Retype each record shown below, leaving every character as it is.

Records for this task
• • • •

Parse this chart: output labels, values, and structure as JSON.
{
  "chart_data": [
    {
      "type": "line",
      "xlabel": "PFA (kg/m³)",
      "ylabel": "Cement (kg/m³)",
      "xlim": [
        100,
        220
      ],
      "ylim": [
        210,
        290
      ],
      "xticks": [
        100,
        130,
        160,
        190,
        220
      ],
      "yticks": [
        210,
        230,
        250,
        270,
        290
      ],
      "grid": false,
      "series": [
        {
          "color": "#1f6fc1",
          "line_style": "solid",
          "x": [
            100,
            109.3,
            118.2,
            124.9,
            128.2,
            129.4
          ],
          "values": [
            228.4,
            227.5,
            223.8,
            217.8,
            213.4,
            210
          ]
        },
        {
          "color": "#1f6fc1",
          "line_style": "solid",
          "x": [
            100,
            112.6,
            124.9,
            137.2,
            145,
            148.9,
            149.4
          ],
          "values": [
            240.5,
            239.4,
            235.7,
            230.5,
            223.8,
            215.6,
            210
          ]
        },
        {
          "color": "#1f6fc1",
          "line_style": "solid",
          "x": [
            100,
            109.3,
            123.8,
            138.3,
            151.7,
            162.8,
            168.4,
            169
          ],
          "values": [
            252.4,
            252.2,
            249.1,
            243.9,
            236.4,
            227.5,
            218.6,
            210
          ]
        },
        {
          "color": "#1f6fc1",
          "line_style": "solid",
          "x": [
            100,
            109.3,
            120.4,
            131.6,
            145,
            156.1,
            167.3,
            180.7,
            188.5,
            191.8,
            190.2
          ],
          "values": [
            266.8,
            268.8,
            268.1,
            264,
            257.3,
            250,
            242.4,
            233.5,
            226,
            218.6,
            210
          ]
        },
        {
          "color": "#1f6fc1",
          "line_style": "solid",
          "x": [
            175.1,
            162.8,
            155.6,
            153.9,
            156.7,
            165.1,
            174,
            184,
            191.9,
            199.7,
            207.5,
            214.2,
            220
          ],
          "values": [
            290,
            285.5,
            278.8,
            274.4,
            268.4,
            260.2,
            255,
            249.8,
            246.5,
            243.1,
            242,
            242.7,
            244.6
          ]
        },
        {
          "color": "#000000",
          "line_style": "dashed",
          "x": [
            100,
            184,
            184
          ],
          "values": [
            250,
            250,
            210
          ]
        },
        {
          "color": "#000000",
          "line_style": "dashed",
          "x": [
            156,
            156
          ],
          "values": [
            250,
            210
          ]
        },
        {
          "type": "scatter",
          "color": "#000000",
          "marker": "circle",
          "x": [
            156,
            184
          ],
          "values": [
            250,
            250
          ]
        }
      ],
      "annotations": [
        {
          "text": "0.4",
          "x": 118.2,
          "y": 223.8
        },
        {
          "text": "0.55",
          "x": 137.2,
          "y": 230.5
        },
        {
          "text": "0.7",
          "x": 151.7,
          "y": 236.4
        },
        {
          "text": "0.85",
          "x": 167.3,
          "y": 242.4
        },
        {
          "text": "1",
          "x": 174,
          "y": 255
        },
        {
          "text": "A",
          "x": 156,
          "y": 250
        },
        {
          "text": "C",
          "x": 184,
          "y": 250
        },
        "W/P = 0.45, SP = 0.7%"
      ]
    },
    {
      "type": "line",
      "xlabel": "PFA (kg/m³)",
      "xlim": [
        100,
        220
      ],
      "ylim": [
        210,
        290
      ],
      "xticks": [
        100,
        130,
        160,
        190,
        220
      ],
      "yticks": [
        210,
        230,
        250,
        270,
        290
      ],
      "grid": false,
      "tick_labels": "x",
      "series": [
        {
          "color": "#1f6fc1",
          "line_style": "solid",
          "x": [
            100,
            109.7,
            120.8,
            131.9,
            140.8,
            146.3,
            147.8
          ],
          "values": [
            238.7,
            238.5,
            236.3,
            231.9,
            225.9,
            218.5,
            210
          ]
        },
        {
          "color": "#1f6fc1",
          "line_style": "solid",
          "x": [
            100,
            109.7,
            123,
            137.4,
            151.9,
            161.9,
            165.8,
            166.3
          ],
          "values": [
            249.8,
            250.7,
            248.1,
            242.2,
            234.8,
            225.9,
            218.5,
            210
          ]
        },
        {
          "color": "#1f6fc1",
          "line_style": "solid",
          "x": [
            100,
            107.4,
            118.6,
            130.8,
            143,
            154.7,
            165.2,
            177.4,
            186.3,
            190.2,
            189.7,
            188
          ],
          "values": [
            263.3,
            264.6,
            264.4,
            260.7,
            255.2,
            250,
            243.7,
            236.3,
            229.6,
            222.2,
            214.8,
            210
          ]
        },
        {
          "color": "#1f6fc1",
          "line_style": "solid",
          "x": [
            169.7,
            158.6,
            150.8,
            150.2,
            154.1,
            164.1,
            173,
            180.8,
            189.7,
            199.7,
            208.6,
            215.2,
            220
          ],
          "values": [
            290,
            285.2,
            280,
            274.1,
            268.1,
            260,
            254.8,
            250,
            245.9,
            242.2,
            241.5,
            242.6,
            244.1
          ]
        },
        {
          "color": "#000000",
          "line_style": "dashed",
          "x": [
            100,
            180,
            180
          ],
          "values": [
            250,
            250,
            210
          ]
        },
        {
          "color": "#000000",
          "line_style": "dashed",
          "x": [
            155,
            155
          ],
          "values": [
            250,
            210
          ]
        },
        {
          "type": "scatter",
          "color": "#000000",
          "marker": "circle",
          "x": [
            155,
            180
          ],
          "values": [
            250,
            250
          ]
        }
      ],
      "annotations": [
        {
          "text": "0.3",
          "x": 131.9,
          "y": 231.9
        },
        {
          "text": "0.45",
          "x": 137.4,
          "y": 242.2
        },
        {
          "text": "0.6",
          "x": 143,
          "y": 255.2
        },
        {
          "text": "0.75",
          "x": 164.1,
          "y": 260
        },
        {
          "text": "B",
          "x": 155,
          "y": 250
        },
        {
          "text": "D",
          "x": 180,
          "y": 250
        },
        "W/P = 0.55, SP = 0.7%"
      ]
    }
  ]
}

• • • •

Result of the task
Parse this chart: output labels, values, and structure as JSON.
{
  "chart_data": [
    {
      "type": "line",
      "xlabel": "PFA (kg/m³)",
      "ylabel": "Cement (kg/m³)",
      "xlim": [
        100,
        220
      ],
      "ylim": [
        210,
        290
      ],
      "xticks": [
        100,
        130,
        160,
        190,
        220
      ],
      "yticks": [
        210,
        230,
        250,
        270,
        290
      ],
      "grid": false,
      "series": [
        {
          "color": "#1f6fc1",
          "line_style": "solid",
          "x": [
            100,
            109.3,
            118.2,
            124.9,
            128.2,
            129.4
          ],
          "values": [
            228.4,
            227.5,
            223.8,
            217.8,
            213.4,
            210
          ]
        },
        {
          "color": "#1f6fc1",
          "line_style": "solid",
          "x": [
            100,
            112.6,
            124.9,
            137.2,
            145,
            148.9,
            149.4
          ],
          "values": [
            240.5,
            239.4,
            235.7,
            230.5,
            223.8,
            215.6,
            210
          ]
        },
        {
          "color": "#1f6fc1",
          "line_style": "solid",
          "x": [
            100,
            109.3,
            123.8,
            138.3,
            151.7,
            162.8,
            168.4,
            169
          ],
          "values": [
            252.4,
            252.2,
            249.1,
            243.9,
            236.4,
            227.5,
            218.6,
            210
          ]
        },
        {
          "color": "#1f6fc1",
          "line_style": "solid",
          "x": [
            100,
            109.3,
            120.4,
            131.6,
            145,
            156.1,
            167.3,
            180.7,
            188.5,
            191.8,
            190.2
          ],
          "values": [
            266.8,
            268.8,
            268.1,
            264,
            257.3,
            250,
            242.4,
            233.5,
            226,
            218.6,
            210
          ]
        },
        {
          "color": "#1f6fc1",
          "line_style": "solid",
          "x": [
            175.1,
            162.8,
            155.6,
            153.9,
            156.7,
            165.1,
            174,
            184,
            191.9,
            199.7,
            207.5,
            214.2,
            220
          ],
          "values": [
            290,
            285.5,
            278.8,
            274.4,
            268.4,
            260.2,
            255,
            249.8,
            246.5,
            243.1,
            242,
            242.7,
            244.6
          ]
        },
        {
          "color": "#000000",
          "line_style": "dashed",
          "x": [
            100,
            184,
            184
          ],
          "values": [
            250,
            250,
            210
          ]
        },
        {
          "color": "#000000",
          "line_style": "dashed",
          "x": [
            156,
            156
          ],
          "values": [
            250,
            210
          ]
        },
        {
          "type": "scatter",
          "color": "#000000",
          "marker": "circle",
          "x": [
            156,
            184
          ],
          "values": [
            250,
            250
          ]
        }
      ],
      "annotations": [
        {
          "text": "0.4",
          "x": 118.2,
          "y": 223.8
        },
        {
          "text": "0.55",
          "x": 137.2,
          "y": 230.5
        },
        {
          "text": "0.7",
          "x": 151.7,
          "y": 236.4
        },
        {
          "text": "0.85",
          "x": 167.3,
          "y": 242.4
        },
        {
          "text": "1",
          "x": 174,
          "y": 255
        },
        {
          "text": "A",
          "x": 156,
          "y": 250
        },
        {
          "text": "C",
          "x": 184,
          "y": 250
        },
        "W/P = 0.45, SP = 0.7%"
      ]
    },
    {
      "type": "line",
      "xlabel": "PFA (kg/m³)",
      "xlim": [
        100,
        220
      ],
      "ylim": [
        210,
        290
      ],
      "xticks": [
        100,
        130,
        160,
        190,
        220
      ],
      "yticks": [
        210,
        230,
        250,
        270,
        290
      ],
      "grid": false,
      "tick_labels": "x",
      "series": [
        {
          "color": "#1f6fc1",
          "line_style": "solid",
          "x": [
            100,
            109.7,
            120.8,
            131.9,
            140.8,
            146.3,
            147.8
          ],
          "values": [
            238.7,
            238.5,
            236.3,
            231.9,
            225.9,
            218.5,
            210
          ]
        },
        {
          "color": "#1f6fc1",
          "line_style": "solid",
          "x": [
            100,
            109.7,
            123,
            137.4,
            151.9,
            161.9,
            165.8,
            166.3
          ],
          "values": [
            249.8,
            250.7,
            248.1,
            242.2,
            234.8,
            225.9,
            218.5,
            210
          ]
        },
        {
          "color": "#1f6fc1",
          "line_style": "solid",
          "x": [
            100,
            107.4,
            118.6,
            130.8,
            143,
            154.7,
            165.2,
            177.4,
            186.3,
            190.2,
            189.7,
            188
          ],
          "values": [
            263.3,
            264.6,
            264.4,
            260.7,
            255.2,
            250,
            243.7,
            236.3,
            229.6,
            222.2,
            214.8,
            210
          ]
        },
        {
          "color": "#1f6fc1",
          "line_style": "solid",
          "x": [
            169.7,
            158.6,
            150.8,
            150.2,
            154.1,
            164.1,
            173,
            180.8,
            189.7,
            199.7,
            208.6,
            215.2,
            220
          ],
          "values": [
            290,
            285.2,
            280,
            274.1,
            268.1,
            260,
            254.8,
            250,
            245.9,
            242.2,
            241.5,
            242.6,
            244.1
          ]
        },
        {
          "color": "#000000",
          "line_style": "dashed",
          "x": [
            100,
            180,
            180
          ],
          "values": [
            250,
            250,
            210
          ]
        },
        {
          "color": "#000000",
          "line_style": "dashed",
          "x": [
            155,
            155
          ],
          "values": [
            250,
            210
          ]
        },
        {
          "type": "scatter",
          "color": "#000000",
          "marker": "circle",
          "x": [
            155,
            180
          ],
          "values": [
            250,
            250
          ]
        }
      ],
      "annotations": [
        {
          "text": "0.3",
          "x": 131.9,
          "y": 231.9
        },
        {
          "text": "0.45",
          "x": 137.4,
          "y": 242.2
        },
        {
          "text": "0.6",
          "x": 143,
          "y": 255.2
        },
        {
          "text": "0.75",
          "x": 164.1,
          "y": 260
        },
        {
          "text": "B",
          "x": 155,
          "y": 250
        },
        {
          "text": "D",
          "x": 180,
          "y": 250
        },
        "W/P = 0.55, SP = 0.7%"
      ]
    }
  ]
}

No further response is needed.